## Exercise objective
In this exercise, every entry is to be transcribed exactly as written.

## Collected data entries

────────────────

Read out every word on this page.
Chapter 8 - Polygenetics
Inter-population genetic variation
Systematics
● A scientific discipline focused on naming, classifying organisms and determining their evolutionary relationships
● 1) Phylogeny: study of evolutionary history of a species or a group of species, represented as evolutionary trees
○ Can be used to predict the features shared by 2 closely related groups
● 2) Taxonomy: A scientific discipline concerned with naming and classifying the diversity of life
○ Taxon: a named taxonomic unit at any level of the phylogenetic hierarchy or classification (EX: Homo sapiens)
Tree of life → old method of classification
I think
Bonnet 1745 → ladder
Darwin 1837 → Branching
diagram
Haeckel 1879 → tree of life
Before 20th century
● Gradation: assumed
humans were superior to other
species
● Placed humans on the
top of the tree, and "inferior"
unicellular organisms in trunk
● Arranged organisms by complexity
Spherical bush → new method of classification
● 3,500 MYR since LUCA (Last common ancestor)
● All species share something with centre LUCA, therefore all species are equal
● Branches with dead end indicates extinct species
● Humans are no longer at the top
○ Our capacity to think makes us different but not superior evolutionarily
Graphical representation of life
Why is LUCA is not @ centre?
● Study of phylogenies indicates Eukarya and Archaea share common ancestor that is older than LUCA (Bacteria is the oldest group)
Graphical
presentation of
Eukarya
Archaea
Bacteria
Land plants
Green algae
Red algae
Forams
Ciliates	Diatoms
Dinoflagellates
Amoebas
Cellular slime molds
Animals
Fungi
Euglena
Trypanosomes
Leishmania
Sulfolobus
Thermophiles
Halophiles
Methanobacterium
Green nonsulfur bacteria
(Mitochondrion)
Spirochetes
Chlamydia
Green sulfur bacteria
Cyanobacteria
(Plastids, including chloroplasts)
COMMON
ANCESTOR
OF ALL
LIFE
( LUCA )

────────────────

## Written answer
Read out every word on this page.
Chapter 8 - Polygenetics
Inter-population genetic variation
Systematics
● A scientific discipline focused on naming, classifying organisms and determining their evolutionary relationships
● 1) Phylogeny: study of evolutionary history of a species or a group of species, represented as evolutionary trees
○ Can be used to predict the features shared by 2 closely related groups
● 2) Taxonomy: A scientific discipline concerned with naming and classifying the diversity of life
○ Taxon: a named taxonomic unit at any level of the phylogenetic hierarchy or classification (EX: Homo sapiens)
Tree of life → old method of classification
I think
Bonnet 1745 → ladder
Darwin 1837 → Branching
diagram
Haeckel 1879 → tree of life
Before 20th century
● Gradation: assumed
humans were superior to other
species
● Placed humans on the
top of the tree, and "inferior"
unicellular organisms in trunk
● Arranged organisms by complexity
Spherical bush → new method of classification
● 3,500 MYR since LUCA (Last common ancestor)
● All species share something with centre LUCA, therefore all species are equal
● Branches with dead end indicates extinct species
● Humans are no longer at the top
○ Our capacity to think makes us different but not superior evolutionarily
Graphical representation of life
Why is LUCA is not @ centre?
● Study of phylogenies indicates Eukarya and Archaea share common ancestor that is older than LUCA (Bacteria is the oldest group)
Graphical
presentation of
Eukarya
Archaea
Bacteria
Land plants
Green algae
Red algae
Forams
Ciliates	Diatoms
Dinoflagellates
Amoebas
Cellular slime molds
Animals
Fungi
Euglena
Trypanosomes
Leishmania
Sulfolobus
Thermophiles
Halophiles
Methanobacterium
Green nonsulfur bacteria
(Mitochondrion)
Spirochetes
Chlamydia
Green sulfur bacteria
Cyanobacteria
(Plastids, including chloroplasts)
COMMON
ANCESTOR
OF ALL
LIFE
( LUCA )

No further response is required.